State the number of lines that include the string "งานด", and write nothing else.
================================
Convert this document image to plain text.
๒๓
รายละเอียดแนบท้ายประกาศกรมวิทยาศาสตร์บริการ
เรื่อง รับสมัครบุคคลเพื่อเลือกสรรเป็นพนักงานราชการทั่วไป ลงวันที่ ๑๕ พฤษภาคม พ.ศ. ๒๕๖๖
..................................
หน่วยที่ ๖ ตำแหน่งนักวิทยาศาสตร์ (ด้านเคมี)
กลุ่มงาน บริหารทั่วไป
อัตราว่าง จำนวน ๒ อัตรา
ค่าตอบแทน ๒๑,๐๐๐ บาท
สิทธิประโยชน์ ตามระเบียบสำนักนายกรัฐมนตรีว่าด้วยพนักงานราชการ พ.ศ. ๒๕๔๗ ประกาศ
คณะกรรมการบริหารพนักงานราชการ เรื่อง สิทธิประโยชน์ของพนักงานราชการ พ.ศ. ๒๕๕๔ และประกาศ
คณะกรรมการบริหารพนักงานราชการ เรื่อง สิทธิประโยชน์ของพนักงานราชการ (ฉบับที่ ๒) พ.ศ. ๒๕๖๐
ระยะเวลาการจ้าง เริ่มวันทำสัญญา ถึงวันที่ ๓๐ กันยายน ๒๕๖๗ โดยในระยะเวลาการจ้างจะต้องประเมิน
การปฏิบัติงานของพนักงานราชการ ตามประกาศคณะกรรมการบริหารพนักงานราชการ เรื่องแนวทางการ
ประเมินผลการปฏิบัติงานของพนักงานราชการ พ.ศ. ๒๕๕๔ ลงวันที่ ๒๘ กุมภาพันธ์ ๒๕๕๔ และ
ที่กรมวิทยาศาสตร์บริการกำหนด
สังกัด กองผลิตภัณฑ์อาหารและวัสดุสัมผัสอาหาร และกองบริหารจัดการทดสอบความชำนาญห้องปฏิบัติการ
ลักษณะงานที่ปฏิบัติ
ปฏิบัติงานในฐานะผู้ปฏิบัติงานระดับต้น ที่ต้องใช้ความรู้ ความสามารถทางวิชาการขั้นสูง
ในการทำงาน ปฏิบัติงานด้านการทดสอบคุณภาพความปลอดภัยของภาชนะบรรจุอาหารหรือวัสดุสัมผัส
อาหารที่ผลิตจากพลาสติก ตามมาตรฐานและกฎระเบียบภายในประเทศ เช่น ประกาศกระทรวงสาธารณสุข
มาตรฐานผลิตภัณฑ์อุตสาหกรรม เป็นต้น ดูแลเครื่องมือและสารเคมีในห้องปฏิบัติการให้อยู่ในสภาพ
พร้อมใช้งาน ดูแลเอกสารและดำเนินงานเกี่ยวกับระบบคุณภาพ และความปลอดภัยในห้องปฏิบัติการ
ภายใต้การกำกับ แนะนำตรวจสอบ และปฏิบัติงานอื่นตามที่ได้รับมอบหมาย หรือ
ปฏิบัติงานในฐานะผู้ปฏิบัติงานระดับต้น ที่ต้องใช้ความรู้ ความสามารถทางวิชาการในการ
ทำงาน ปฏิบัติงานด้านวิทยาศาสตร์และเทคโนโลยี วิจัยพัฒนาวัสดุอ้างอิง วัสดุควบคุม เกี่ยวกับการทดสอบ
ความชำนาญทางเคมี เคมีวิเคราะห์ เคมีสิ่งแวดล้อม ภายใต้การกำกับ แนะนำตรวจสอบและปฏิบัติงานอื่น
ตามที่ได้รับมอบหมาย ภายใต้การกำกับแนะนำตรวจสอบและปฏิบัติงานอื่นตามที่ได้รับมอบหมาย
================================
● **OUTPUT BELOW**
2